§ Task:
Give the listing again exactly, omitting its images.
-- start of Input rows --
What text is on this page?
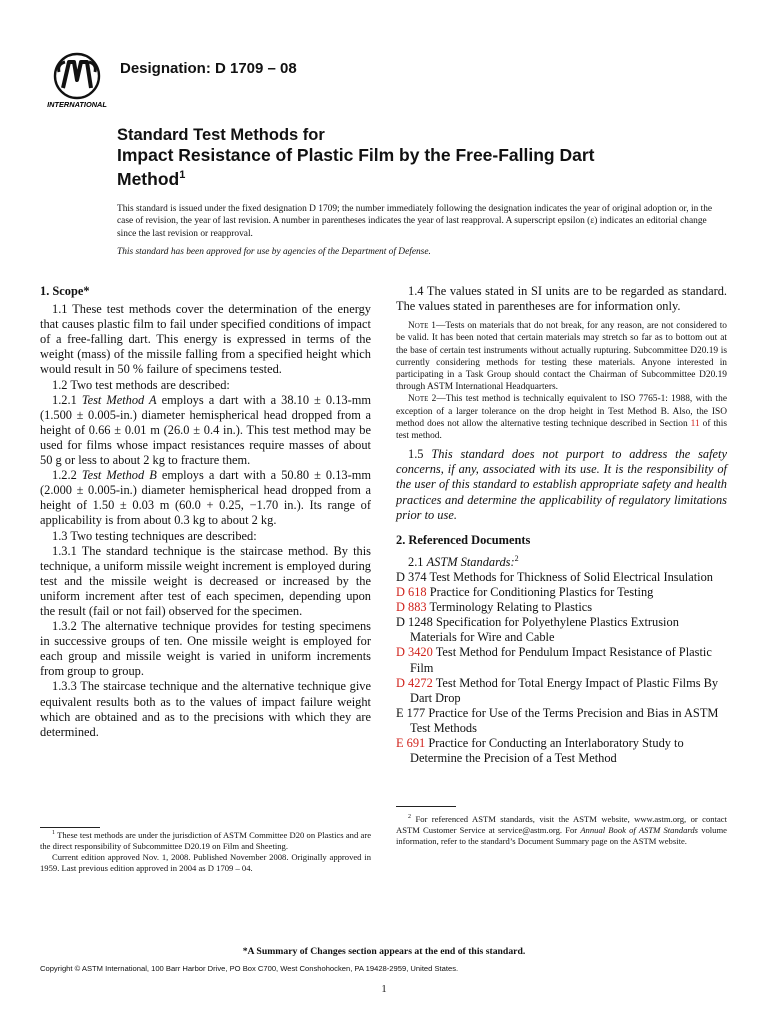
INTERNATIONAL
Designation: D 1709 – 08
Standard Test Methods for
Impact Resistance of Plastic Film by the Free-Falling Dart
Method$^1$
This standard is issued under the fixed designation D 1709; the number immediately following the designation indicates the year of original adoption or, in the case of revision, the year of last revision. A number in parentheses indicates the year of last reapproval. A superscript epsilon (ε) indicates an editorial change since the last revision or reapproval.
This standard has been approved for use by agencies of the Department of Defense.

1. Scope*

1.1 These test methods cover the determination of the energy that causes plastic film to fail under specified conditions of impact of a free-falling dart. This energy is expressed in terms of the weight (mass) of the missile falling from a specified height which would result in 50 % failure of specimens tested.

1.2 Two test methods are described:

1.2.1 Test Method A employs a dart with a 38.10 ± 0.13-mm (1.500 ± 0.005-in.) diameter hemispherical head dropped from a height of 0.66 ± 0.01 m (26.0 ± 0.4 in.). This test method may be used for films whose impact resistances require masses of about 50 g or less to about 2 kg to fracture them.

1.2.2 Test Method B employs a dart with a 50.80 ± 0.13-mm (2.000 ± 0.005-in.) diameter hemispherical head dropped from a height of 1.50 ± 0.03 m (60.0 + 0.25, −1.70 in.). Its range of applicability is from about 0.3 kg to about 2 kg.

1.3 Two testing techniques are described:

1.3.1 The standard technique is the staircase method. By this technique, a uniform missile weight increment is employed during test and the missile weight is decreased or increased by the uniform increment after test of each specimen, depending upon the result (fail or not fail) observed for the specimen.

1.3.2 The alternative technique provides for testing specimens in successive groups of ten. One missile weight is employed for each group and missile weight is varied in uniform increments from group to group.

1.3.3 The staircase technique and the alternative technique give equivalent results both as to the values of impact failure weight which are obtained and as to the precisions with which they are determined.

1.4 The values stated in SI units are to be regarded as standard. The values stated in parentheses are for information only.

Note 1—Tests on materials that do not break, for any reason, are not considered to be valid. It has been noted that certain materials may stretch so far as to bottom out at the base of certain test instruments without actually rupturing. Subcommittee D20.19 is currently considering methods for testing these materials. Anyone interested in participating in a Task Group should contact the Chairman of Subcommittee D20.19 through ASTM International Headquarters.

Note 2—This test method is technically equivalent to ISO 7765-1: 1988, with the exception of a larger tolerance on the drop height in Test Method B. Also, the ISO method does not allow the alternative testing technique described in Section 11 of this test method.

1.5 This standard does not purport to address the safety concerns, if any, associated with its use. It is the responsibility of the user of this standard to establish appropriate safety and health practices and determine the applicability of regulatory limitations prior to use.

2. Referenced Documents

2.1 ASTM Standards:$^2$

D 374 Test Methods for Thickness of Solid Electrical Insulation

D 618 Practice for Conditioning Plastics for Testing

D 883 Terminology Relating to Plastics

D 1248 Specification for Polyethylene Plastics Extrusion Materials for Wire and Cable

D 3420 Test Method for Pendulum Impact Resistance of Plastic Film

D 4272 Test Method for Total Energy Impact of Plastic Films By Dart Drop

E 177 Practice for Use of the Terms Precision and Bias in ASTM Test Methods

E 691 Practice for Conducting an Interlaboratory Study to Determine the Precision of a Test Method

$^1$ These test methods are under the jurisdiction of ASTM Committee D20 on Plastics and are the direct responsibility of Subcommittee D20.19 on Film and Sheeting.

Current edition approved Nov. 1, 2008. Published November 2008. Originally approved in 1959. Last previous edition approved in 2004 as D 1709 – 04.

$^2$ For referenced ASTM standards, visit the ASTM website, www.astm.org, or contact ASTM Customer Service at service@astm.org. For Annual Book of ASTM Standards volume information, refer to the standard’s Document Summary page on the ASTM website.

*A Summary of Changes section appears at the end of this standard.
Copyright © ASTM International, 100 Barr Harbor Drive, PO Box C700, West Conshohocken, PA 19428-2959, United States.
1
-- end of Input rows --
§ Exercise output:
What text is on this page?
INTERNATIONAL
Designation: D 1709 – 08
Standard Test Methods for
Impact Resistance of Plastic Film by the Free-Falling Dart
Method$^1$
This standard is issued under the fixed designation D 1709; the number immediately following the designation indicates the year of original adoption or, in the case of revision, the year of last revision. A number in parentheses indicates the year of last reapproval. A superscript epsilon (ε) indicates an editorial change since the last revision or reapproval.
This standard has been approved for use by agencies of the Department of Defense.

1. Scope*

1.1 These test methods cover the determination of the energy that causes plastic film to fail under specified conditions of impact of a free-falling dart. This energy is expressed in terms of the weight (mass) of the missile falling from a specified height which would result in 50 % failure of specimens tested.

1.2 Two test methods are described:

1.2.1 Test Method A employs a dart with a 38.10 ± 0.13-mm (1.500 ± 0.005-in.) diameter hemispherical head dropped from a height of 0.66 ± 0.01 m (26.0 ± 0.4 in.). This test method may be used for films whose impact resistances require masses of about 50 g or less to about 2 kg to fracture them.

1.2.2 Test Method B employs a dart with a 50.80 ± 0.13-mm (2.000 ± 0.005-in.) diameter hemispherical head dropped from a height of 1.50 ± 0.03 m (60.0 + 0.25, −1.70 in.). Its range of applicability is from about 0.3 kg to about 2 kg.

1.3 Two testing techniques are described:

1.3.1 The standard technique is the staircase method. By this technique, a uniform missile weight increment is employed during test and the missile weight is decreased or increased by the uniform increment after test of each specimen, depending upon the result (fail or not fail) observed for the specimen.

1.3.2 The alternative technique provides for testing specimens in successive groups of ten. One missile weight is employed for each group and missile weight is varied in uniform increments from group to group.

1.3.3 The staircase technique and the alternative technique give equivalent results both as to the values of impact failure weight which are obtained and as to the precisions with which they are determined.

1.4 The values stated in SI units are to be regarded as standard. The values stated in parentheses are for information only.

Note 1—Tests on materials that do not break, for any reason, are not considered to be valid. It has been noted that certain materials may stretch so far as to bottom out at the base of certain test instruments without actually rupturing. Subcommittee D20.19 is currently considering methods for testing these materials. Anyone interested in participating in a Task Group should contact the Chairman of Subcommittee D20.19 through ASTM International Headquarters.

Note 2—This test method is technically equivalent to ISO 7765-1: 1988, with the exception of a larger tolerance on the drop height in Test Method B. Also, the ISO method does not allow the alternative testing technique described in Section 11 of this test method.

1.5 This standard does not purport to address the safety concerns, if any, associated with its use. It is the responsibility of the user of this standard to establish appropriate safety and health practices and determine the applicability of regulatory limitations prior to use.

2. Referenced Documents

2.1 ASTM Standards:$^2$

D 374 Test Methods for Thickness of Solid Electrical Insulation

D 618 Practice for Conditioning Plastics for Testing

D 883 Terminology Relating to Plastics

D 1248 Specification for Polyethylene Plastics Extrusion Materials for Wire and Cable

D 3420 Test Method for Pendulum Impact Resistance of Plastic Film

D 4272 Test Method for Total Energy Impact of Plastic Films By Dart Drop

E 177 Practice for Use of the Terms Precision and Bias in ASTM Test Methods

E 691 Practice for Conducting an Interlaboratory Study to Determine the Precision of a Test Method

$^1$ These test methods are under the jurisdiction of ASTM Committee D20 on Plastics and are the direct responsibility of Subcommittee D20.19 on Film and Sheeting.

Current edition approved Nov. 1, 2008. Published November 2008. Originally approved in 1959. Last previous edition approved in 2004 as D 1709 – 04.

$^2$ For referenced ASTM standards, visit the ASTM website, www.astm.org, or contact ASTM Customer Service at service@astm.org. For Annual Book of ASTM Standards volume information, refer to the standard’s Document Summary page on the ASTM website.

*A Summary of Changes section appears at the end of this standard.
Copyright © ASTM International, 100 Barr Harbor Drive, PO Box C700, West Conshohocken, PA 19428-2959, United States.
1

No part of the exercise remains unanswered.